[Rows from a figure dataset]

** begin **

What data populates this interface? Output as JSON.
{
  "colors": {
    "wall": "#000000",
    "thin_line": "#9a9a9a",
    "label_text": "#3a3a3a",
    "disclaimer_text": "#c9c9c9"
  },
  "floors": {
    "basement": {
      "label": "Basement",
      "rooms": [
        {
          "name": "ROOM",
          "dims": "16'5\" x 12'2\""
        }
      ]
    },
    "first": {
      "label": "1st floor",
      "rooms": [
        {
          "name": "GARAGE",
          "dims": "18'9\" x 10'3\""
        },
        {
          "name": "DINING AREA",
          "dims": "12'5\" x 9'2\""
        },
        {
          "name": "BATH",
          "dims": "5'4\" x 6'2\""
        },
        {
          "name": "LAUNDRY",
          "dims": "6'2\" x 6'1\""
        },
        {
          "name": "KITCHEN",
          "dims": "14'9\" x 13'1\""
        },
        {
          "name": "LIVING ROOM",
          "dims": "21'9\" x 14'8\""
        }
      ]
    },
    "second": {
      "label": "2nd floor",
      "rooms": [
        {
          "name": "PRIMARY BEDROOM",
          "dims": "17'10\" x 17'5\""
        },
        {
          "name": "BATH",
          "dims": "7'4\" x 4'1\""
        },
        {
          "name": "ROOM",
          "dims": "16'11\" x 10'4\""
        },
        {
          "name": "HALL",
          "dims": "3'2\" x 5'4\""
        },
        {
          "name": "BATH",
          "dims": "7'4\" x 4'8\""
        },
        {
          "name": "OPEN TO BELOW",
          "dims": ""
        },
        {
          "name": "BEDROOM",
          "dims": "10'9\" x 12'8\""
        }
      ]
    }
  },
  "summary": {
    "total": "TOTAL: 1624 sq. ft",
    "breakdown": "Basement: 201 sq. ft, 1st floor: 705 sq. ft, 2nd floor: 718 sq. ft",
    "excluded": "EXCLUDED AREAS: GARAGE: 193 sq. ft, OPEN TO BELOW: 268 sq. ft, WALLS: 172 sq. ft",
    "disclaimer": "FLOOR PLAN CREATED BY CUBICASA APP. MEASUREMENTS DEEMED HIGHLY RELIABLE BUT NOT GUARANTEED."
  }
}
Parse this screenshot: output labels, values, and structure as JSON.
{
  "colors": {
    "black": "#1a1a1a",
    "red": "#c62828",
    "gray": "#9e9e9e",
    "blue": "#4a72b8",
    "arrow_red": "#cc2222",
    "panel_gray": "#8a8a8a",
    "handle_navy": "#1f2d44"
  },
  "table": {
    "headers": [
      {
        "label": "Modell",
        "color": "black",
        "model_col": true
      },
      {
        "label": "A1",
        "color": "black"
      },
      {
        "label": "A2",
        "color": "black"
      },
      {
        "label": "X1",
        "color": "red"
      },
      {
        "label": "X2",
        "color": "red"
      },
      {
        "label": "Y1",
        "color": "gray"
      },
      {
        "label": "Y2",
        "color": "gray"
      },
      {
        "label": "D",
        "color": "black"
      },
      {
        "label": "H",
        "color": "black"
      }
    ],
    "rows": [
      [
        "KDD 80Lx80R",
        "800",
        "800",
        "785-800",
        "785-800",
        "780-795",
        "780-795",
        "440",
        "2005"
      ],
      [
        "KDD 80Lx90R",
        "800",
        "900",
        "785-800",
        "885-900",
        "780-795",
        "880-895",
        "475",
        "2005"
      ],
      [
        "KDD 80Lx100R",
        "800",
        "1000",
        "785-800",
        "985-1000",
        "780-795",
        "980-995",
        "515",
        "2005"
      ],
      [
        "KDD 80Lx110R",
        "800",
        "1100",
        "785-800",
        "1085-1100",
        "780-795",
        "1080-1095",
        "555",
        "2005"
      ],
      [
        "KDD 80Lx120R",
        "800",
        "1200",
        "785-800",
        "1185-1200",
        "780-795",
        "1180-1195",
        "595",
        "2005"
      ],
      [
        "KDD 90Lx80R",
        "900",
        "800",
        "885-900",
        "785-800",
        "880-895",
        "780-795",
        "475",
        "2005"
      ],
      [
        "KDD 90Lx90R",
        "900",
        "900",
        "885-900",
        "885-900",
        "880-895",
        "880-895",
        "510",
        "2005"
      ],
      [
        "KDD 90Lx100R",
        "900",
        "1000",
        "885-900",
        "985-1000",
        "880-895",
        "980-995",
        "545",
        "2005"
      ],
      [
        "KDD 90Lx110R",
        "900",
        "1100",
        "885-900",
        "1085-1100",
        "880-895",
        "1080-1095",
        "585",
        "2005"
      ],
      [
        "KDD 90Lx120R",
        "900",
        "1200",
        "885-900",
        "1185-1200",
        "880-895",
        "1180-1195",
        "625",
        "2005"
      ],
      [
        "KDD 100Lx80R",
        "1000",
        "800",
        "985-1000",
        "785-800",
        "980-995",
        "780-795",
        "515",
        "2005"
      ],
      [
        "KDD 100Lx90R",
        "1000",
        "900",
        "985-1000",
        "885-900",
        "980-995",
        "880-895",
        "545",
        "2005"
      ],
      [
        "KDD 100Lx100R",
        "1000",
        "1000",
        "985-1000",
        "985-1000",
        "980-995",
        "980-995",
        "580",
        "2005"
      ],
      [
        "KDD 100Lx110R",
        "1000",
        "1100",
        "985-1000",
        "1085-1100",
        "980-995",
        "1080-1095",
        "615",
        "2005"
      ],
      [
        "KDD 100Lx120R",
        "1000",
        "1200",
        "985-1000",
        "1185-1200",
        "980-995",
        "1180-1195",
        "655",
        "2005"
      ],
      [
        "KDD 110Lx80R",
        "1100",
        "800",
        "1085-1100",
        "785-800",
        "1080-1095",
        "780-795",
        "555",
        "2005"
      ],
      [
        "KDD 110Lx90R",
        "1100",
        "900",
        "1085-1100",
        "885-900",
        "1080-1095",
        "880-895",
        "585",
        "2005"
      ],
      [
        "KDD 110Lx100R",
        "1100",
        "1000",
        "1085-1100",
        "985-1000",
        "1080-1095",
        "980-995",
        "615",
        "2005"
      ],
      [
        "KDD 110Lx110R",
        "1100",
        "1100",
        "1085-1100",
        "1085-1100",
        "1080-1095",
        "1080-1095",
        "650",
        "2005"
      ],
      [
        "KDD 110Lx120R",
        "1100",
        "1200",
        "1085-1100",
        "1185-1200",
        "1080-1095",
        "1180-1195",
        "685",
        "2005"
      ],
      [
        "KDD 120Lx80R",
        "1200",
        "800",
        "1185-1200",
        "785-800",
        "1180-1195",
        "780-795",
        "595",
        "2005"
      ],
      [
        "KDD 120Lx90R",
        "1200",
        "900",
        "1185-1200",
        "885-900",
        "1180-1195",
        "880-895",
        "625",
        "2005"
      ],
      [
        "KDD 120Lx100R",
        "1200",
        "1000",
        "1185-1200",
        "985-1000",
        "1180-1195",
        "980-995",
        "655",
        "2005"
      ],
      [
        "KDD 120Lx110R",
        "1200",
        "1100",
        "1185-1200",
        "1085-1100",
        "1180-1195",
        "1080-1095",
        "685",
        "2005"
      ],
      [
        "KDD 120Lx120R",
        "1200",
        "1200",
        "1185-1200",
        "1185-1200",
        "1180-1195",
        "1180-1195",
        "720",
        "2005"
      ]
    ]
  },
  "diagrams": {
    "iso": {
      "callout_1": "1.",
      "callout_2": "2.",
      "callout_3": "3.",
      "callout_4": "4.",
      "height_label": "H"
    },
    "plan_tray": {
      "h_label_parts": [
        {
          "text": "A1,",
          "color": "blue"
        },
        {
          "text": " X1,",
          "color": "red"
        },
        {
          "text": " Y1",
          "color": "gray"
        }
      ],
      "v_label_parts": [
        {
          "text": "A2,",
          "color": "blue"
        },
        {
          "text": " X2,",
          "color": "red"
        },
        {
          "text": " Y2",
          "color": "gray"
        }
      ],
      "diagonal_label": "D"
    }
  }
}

** end **

» **What is needed**
Looking at the data above, how many lines hold the word "BELOW"? Respond with the number alone.

» **Task solution**
2